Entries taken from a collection
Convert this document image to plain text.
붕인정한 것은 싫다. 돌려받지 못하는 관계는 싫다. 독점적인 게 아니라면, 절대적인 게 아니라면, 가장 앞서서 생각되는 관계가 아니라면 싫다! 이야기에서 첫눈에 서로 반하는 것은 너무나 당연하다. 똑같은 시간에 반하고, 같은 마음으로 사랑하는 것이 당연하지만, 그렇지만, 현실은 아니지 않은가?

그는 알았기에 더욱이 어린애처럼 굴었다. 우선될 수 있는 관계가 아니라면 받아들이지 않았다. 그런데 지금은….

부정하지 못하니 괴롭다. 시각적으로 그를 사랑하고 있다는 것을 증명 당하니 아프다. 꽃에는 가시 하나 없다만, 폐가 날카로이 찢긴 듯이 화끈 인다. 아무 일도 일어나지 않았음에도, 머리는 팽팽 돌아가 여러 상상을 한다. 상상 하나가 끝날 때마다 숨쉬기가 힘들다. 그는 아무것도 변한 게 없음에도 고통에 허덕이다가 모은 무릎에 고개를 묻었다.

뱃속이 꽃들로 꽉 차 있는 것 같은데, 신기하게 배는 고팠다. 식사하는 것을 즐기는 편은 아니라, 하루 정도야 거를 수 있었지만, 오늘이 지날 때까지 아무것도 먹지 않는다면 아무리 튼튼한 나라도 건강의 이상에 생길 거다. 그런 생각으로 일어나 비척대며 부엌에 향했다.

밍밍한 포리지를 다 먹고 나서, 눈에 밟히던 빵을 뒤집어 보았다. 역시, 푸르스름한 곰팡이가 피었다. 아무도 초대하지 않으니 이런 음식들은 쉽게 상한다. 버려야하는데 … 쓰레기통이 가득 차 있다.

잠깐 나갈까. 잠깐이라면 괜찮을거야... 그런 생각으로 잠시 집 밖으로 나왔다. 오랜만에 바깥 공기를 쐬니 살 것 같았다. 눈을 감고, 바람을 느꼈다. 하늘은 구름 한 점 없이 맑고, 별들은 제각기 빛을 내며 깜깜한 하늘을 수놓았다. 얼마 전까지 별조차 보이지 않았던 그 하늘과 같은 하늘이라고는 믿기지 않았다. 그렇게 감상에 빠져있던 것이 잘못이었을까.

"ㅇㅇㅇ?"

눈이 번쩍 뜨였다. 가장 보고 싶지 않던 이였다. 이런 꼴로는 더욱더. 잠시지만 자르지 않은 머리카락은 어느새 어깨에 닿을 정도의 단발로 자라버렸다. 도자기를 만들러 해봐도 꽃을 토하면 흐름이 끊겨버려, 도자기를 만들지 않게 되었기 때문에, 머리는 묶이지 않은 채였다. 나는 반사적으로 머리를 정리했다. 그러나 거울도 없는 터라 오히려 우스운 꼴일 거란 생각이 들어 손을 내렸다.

■ Stated exercise
Copy all lines from the material that include "아니라면".

■ Completed task
붕인정한 것은 싫다. 돌려받지 못하는 관계는 싫다. 독점적인 게 아니라면, 절대적인 게 아니라면, 가장 앞서서 생각되는 관계가 아니라면 싫다! 이야기에서 첫눈에 서로 반하는 것은 너무나 당연하다. 똑같은 시간에 반하고, 같은 마음으로 사랑하는 것이 당연하지만, 그렇지만, 현실은 아니지 않은가?
그는 알았기에 더욱이 어린애처럼 굴었다. 우선될 수 있는 관계가 아니라면 받아들이지 않았다. 그런데 지금은….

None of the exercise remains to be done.